Entries provided:
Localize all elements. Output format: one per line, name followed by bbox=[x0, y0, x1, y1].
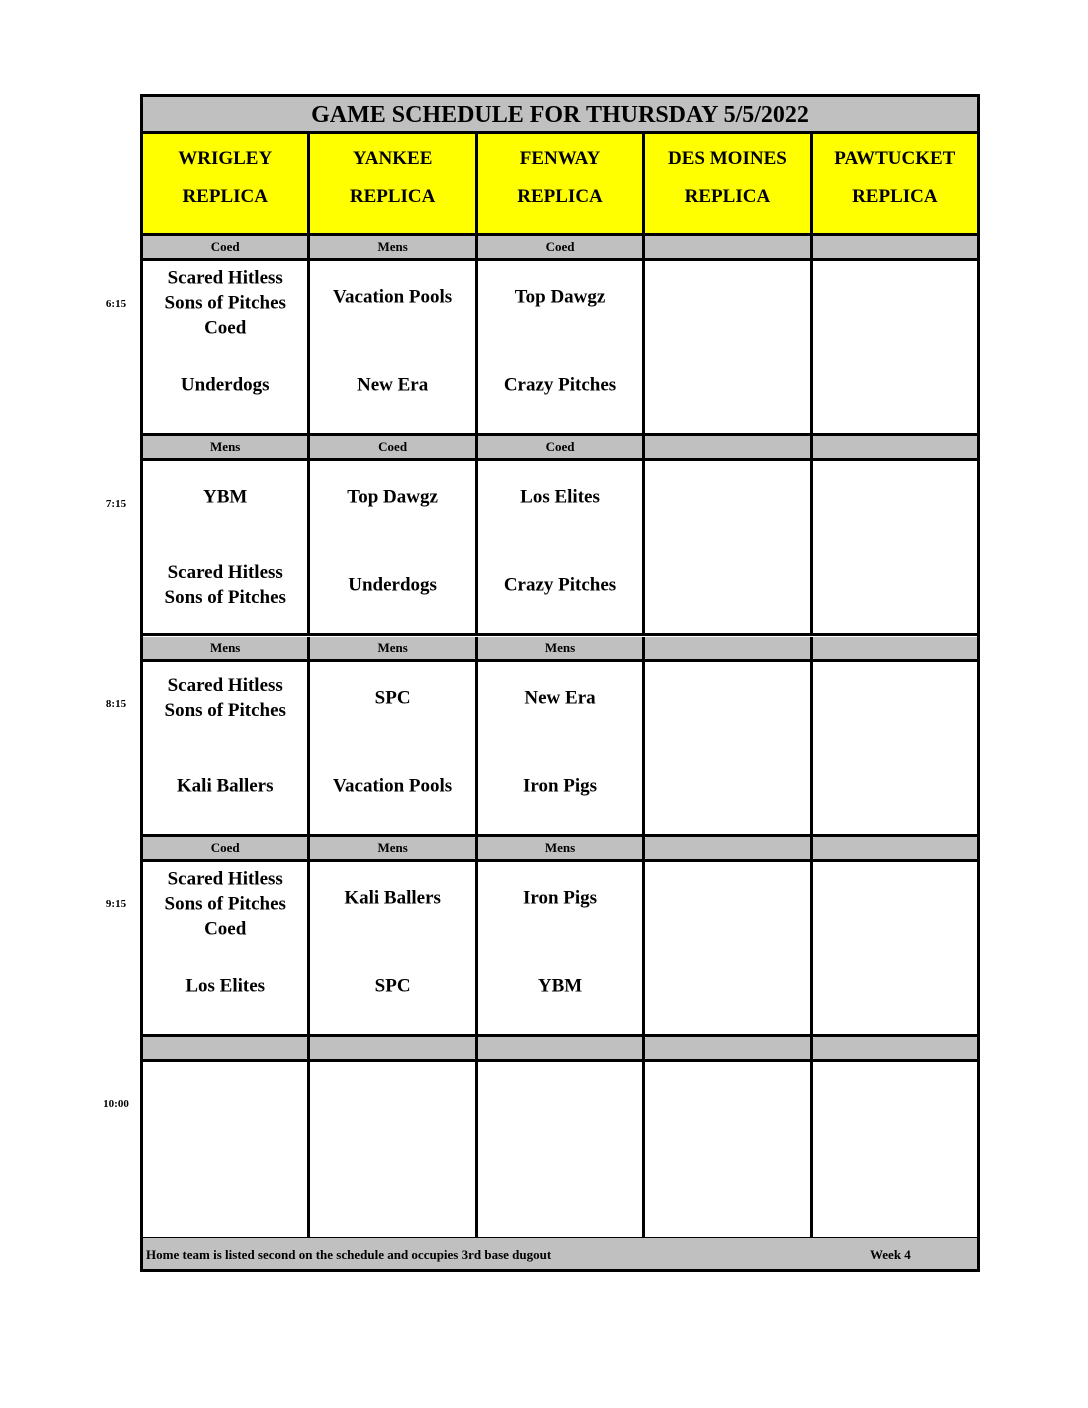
field-header-pawtucket bbox=[813, 134, 977, 233]
game-cell bbox=[143, 261, 310, 433]
division-label: Mens bbox=[143, 436, 310, 458]
field-sub: REPLICA bbox=[517, 186, 603, 207]
division-label bbox=[645, 837, 812, 859]
field-sub: REPLICA bbox=[349, 186, 436, 207]
division-label bbox=[813, 837, 977, 859]
schedule-title: GAME SCHEDULE FOR THURSDAY 5/5/2022 bbox=[143, 97, 977, 134]
field-name: DES MOINES bbox=[668, 148, 787, 169]
away-team: YBM bbox=[203, 486, 248, 508]
home-team: Crazy Pitches bbox=[503, 574, 617, 596]
game-cell bbox=[478, 862, 645, 1034]
away-team: Scared Hitless Sons of Pitches bbox=[164, 675, 286, 721]
game-cell bbox=[478, 662, 645, 834]
away-team: New Era bbox=[524, 687, 596, 709]
time-label: 7:15 bbox=[105, 498, 127, 510]
away-team: Vacation Pools bbox=[333, 286, 453, 308]
away-team: Top Dawgz bbox=[347, 486, 438, 508]
game-row bbox=[143, 461, 977, 636]
division-label: Mens bbox=[143, 637, 310, 659]
game-cell bbox=[310, 862, 477, 1034]
home-team: Los Elites bbox=[185, 975, 266, 997]
home-team: Iron Pigs bbox=[522, 775, 598, 797]
home-team: Vacation Pools bbox=[333, 775, 453, 797]
time-label: 6:15 bbox=[105, 298, 127, 310]
division-label bbox=[645, 436, 812, 458]
field-name: WRIGLEY bbox=[178, 148, 273, 169]
home-team: Kali Ballers bbox=[176, 775, 274, 797]
division-label bbox=[813, 637, 977, 659]
division-label bbox=[645, 236, 812, 258]
game-cell bbox=[478, 1062, 645, 1237]
division-label bbox=[813, 436, 977, 458]
field-name: FENWAY bbox=[519, 148, 601, 169]
week-label: Week 4 bbox=[870, 1247, 911, 1262]
division-label bbox=[143, 1037, 310, 1059]
game-cell bbox=[143, 1062, 310, 1237]
field-sub: REPLICA bbox=[852, 186, 938, 207]
schedule-footer bbox=[143, 1238, 977, 1269]
time-label: 8:15 bbox=[105, 698, 127, 710]
game-cell bbox=[645, 1062, 812, 1237]
game-cell bbox=[813, 461, 977, 633]
field-name: PAWTUCKET bbox=[834, 148, 956, 169]
field-header-des-moines bbox=[645, 134, 812, 233]
home-team: Scared Hitless Sons of Pitches bbox=[164, 562, 286, 608]
division-label bbox=[310, 1037, 477, 1059]
field-name: YANKEE bbox=[352, 148, 433, 169]
division-row bbox=[143, 837, 977, 862]
field-header-wrigley bbox=[143, 134, 310, 233]
division-row bbox=[143, 637, 977, 662]
time-label: 10:00 bbox=[103, 1098, 129, 1110]
division-label bbox=[478, 1037, 645, 1059]
game-cell bbox=[813, 862, 977, 1034]
away-team: Kali Ballers bbox=[344, 887, 441, 909]
game-cell bbox=[478, 261, 645, 433]
game-row bbox=[143, 862, 977, 1037]
division-label bbox=[645, 637, 812, 659]
away-team: Iron Pigs bbox=[522, 887, 598, 909]
game-cell bbox=[645, 461, 812, 633]
game-cell bbox=[478, 461, 645, 633]
field-header-fenway bbox=[478, 134, 645, 233]
footer-note: Home team is listed second on the schedule and occupies 3rd base dugout bbox=[146, 1247, 552, 1262]
game-cell bbox=[143, 862, 310, 1034]
division-row bbox=[143, 236, 977, 261]
schedule-table bbox=[140, 94, 980, 1272]
home-team: Crazy Pitches bbox=[503, 374, 617, 396]
division-label: Coed bbox=[478, 236, 645, 258]
game-cell bbox=[813, 261, 977, 433]
field-sub: REPLICA bbox=[182, 186, 268, 207]
field-sub: REPLICA bbox=[684, 186, 771, 207]
division-label bbox=[645, 1037, 812, 1059]
game-cell bbox=[143, 461, 310, 633]
game-cell bbox=[645, 862, 812, 1034]
away-team: Scared Hitless Sons of Pitches Coed bbox=[164, 868, 286, 940]
home-team: YBM bbox=[537, 975, 583, 997]
game-cell bbox=[143, 662, 310, 834]
field-header-yankee bbox=[310, 134, 477, 233]
game-row bbox=[143, 662, 977, 837]
division-row bbox=[143, 1037, 977, 1062]
division-label: Mens bbox=[478, 837, 645, 859]
away-team: Los Elites bbox=[520, 486, 600, 508]
home-team: Underdogs bbox=[348, 574, 437, 596]
home-team: SPC bbox=[374, 975, 411, 997]
field-header-row bbox=[143, 134, 977, 236]
game-row bbox=[143, 1062, 977, 1240]
division-label bbox=[813, 236, 977, 258]
division-label: Coed bbox=[478, 436, 645, 458]
game-cell bbox=[310, 662, 477, 834]
division-label: Mens bbox=[310, 236, 477, 258]
division-label: Coed bbox=[143, 236, 310, 258]
division-label: Coed bbox=[310, 436, 477, 458]
game-cell bbox=[813, 1062, 977, 1237]
away-team: SPC bbox=[374, 687, 411, 709]
time-label: 9:15 bbox=[105, 898, 127, 910]
game-cell bbox=[645, 662, 812, 834]
game-cell bbox=[813, 662, 977, 834]
home-team: New Era bbox=[356, 374, 429, 396]
game-cell bbox=[310, 461, 477, 633]
game-cell bbox=[310, 1062, 477, 1237]
home-team: Underdogs bbox=[180, 374, 270, 396]
division-label: Mens bbox=[478, 637, 645, 659]
division-label: Coed bbox=[143, 837, 310, 859]
away-team: Scared Hitless Sons of Pitches Coed bbox=[164, 267, 286, 339]
game-cell bbox=[645, 261, 812, 433]
game-row bbox=[143, 261, 977, 436]
division-label: Mens bbox=[310, 837, 477, 859]
division-label bbox=[813, 1037, 977, 1059]
division-row bbox=[143, 436, 977, 461]
away-team: Top Dawgz bbox=[514, 286, 606, 308]
game-cell bbox=[310, 261, 477, 433]
division-label: Mens bbox=[310, 637, 477, 659]
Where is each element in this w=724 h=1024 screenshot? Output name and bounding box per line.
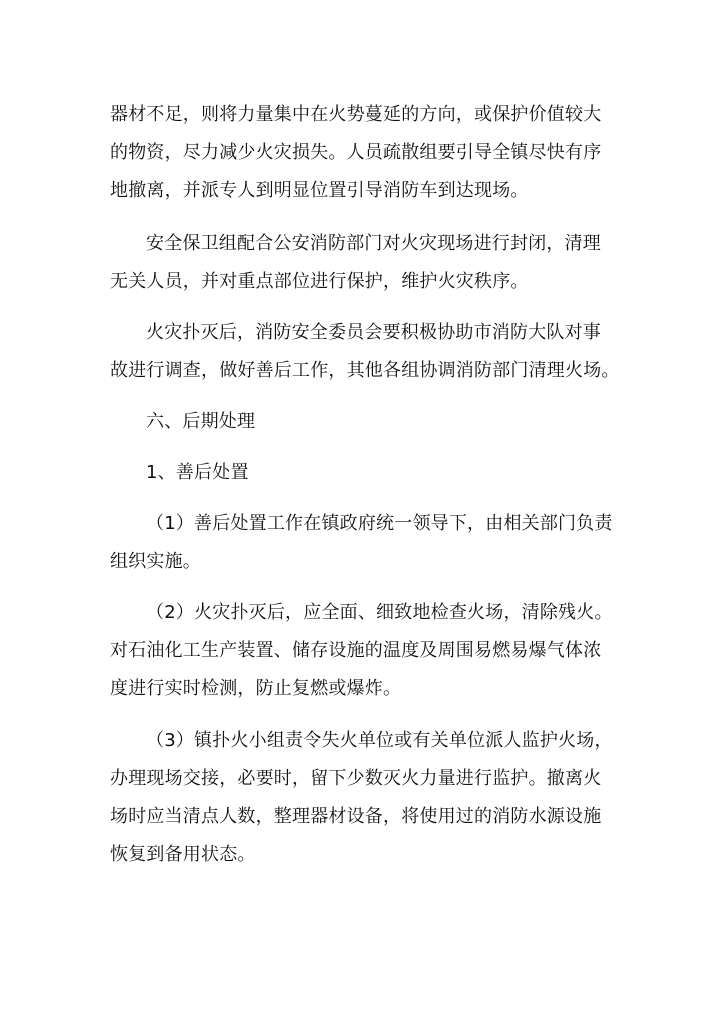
text-line: 度进行实时检测，防止复燃或爆炸。: [110, 678, 402, 699]
text-line: 对石油化工生产装置、储存设施的温度及周围易燃易爆气体浓: [110, 640, 602, 661]
text-line: 故进行调查，做好善后工作，其他各组协调消防部门清理火场。: [110, 360, 620, 381]
text-line: 器材不足，则将力量集中在火势蔓延的方向，或保护价值较大: [110, 104, 602, 125]
text-line: （1）善后处置工作在镇政府统一领导下，由相关部门负责: [146, 513, 613, 534]
text-line: 办理现场交接，必要时，留下少数灭火力量进行监护。撤离火: [110, 768, 602, 789]
text-line: （2）火灾扑灭后，应全面、细致地检查火场，清除残火。: [146, 602, 613, 623]
text-line: 场时应当清点人数，整理器材设备，将使用过的消防水源设施: [110, 806, 602, 827]
text-line: 无关人员，并对重点部位进行保护，维护火灾秩序。: [110, 271, 529, 292]
text-line: （3）镇扑火小组责令失火单位或有关单位派人监护火场，: [146, 730, 613, 751]
text-line: 恢复到备用状态。: [110, 844, 256, 865]
section-heading: 六、后期处理: [146, 411, 256, 432]
text-line: 组织实施。: [110, 551, 201, 572]
text-line: 地撤离，并派专人到明显位置引导消防车到达现场。: [110, 180, 529, 201]
text-line: 的物资，尽力减少火灾损失。人员疏散组要引导全镇尽快有序: [110, 142, 602, 163]
text-line: 火灾扑灭后，消防安全委员会要积极协助市消防大队对事: [146, 322, 601, 343]
subsection-heading: 1、善后处置: [146, 462, 249, 483]
text-line: 安全保卫组配合公安消防部门对火灾现场进行封闭，清理: [146, 233, 601, 254]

Exercise directions: How many lines in the entries above contain the string "Crazy"? Reply with the number only.

Output below: 2